Work instructions
From the listing below, pick out each line with the word "муниципальных".

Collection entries

#####

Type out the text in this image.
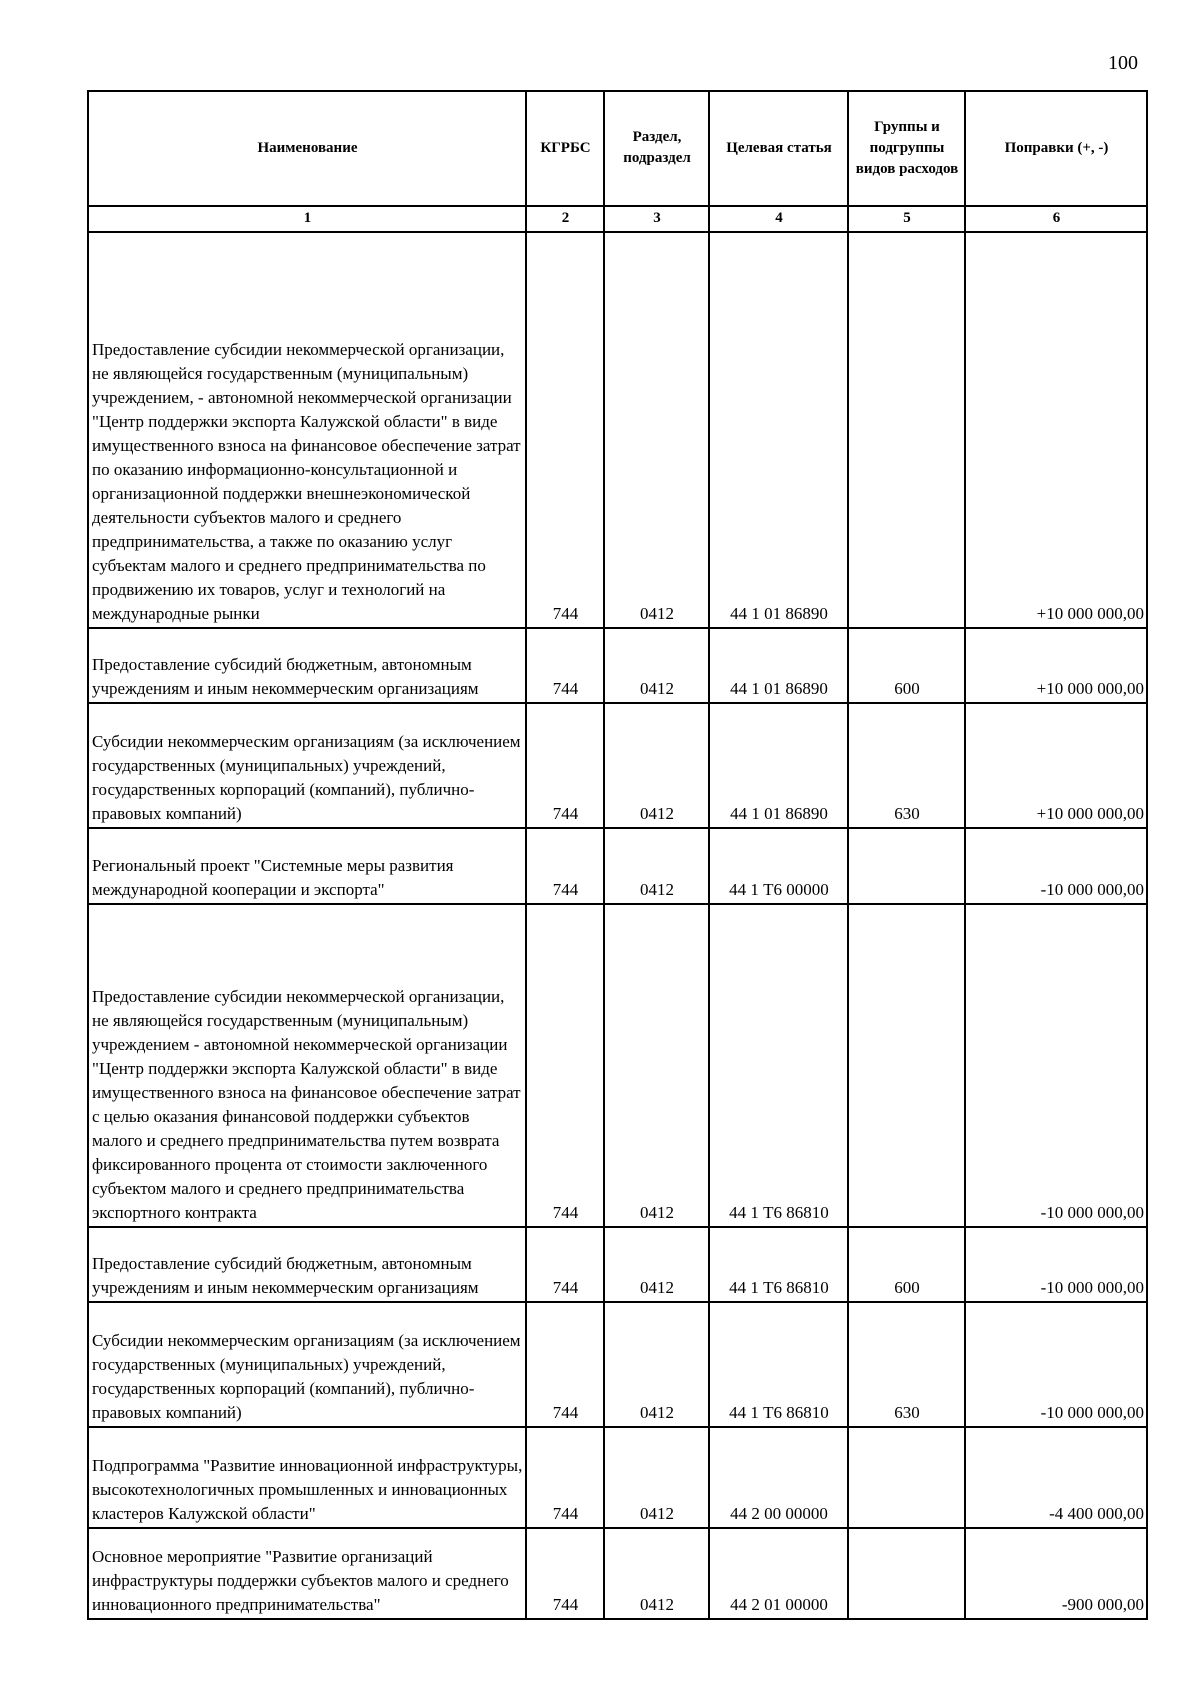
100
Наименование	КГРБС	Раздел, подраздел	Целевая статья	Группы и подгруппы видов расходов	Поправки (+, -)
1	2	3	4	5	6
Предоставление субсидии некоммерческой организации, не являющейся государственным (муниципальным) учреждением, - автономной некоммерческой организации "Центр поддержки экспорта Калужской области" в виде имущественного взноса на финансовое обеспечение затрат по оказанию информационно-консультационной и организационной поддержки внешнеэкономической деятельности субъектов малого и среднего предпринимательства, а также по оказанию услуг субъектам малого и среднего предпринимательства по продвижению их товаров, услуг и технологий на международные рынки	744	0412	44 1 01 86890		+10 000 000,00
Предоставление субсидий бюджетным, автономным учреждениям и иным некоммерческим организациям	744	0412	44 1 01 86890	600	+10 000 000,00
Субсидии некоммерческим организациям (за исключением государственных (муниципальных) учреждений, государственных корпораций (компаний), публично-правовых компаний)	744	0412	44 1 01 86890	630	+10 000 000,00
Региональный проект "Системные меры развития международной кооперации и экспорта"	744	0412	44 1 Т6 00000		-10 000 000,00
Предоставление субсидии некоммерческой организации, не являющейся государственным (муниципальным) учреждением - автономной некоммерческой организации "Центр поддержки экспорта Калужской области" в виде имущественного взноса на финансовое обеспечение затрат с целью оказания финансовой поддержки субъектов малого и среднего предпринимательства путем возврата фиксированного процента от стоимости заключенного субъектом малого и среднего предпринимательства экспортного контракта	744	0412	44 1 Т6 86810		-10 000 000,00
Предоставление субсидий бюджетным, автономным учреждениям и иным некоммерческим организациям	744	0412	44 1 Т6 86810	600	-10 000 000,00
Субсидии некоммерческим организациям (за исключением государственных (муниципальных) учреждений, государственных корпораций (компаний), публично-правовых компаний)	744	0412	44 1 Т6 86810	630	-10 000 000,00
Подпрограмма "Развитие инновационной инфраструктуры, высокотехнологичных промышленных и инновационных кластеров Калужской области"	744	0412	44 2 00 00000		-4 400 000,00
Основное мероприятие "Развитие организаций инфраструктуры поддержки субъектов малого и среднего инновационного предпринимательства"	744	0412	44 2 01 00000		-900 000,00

#####

Problem solution
Субсидии некоммерческим организациям (за исключением государственных (муниципальных) учреждений, государственных корпораций (компаний), публично-правовых компаний)	744	0412	44 1 01 86890	630	+10 000 000,00
Субсидии некоммерческим организациям (за исключением государственных (муниципальных) учреждений, государственных корпораций (компаний), публично-правовых компаний)	744	0412	44 1 Т6 86810	630	-10 000 000,00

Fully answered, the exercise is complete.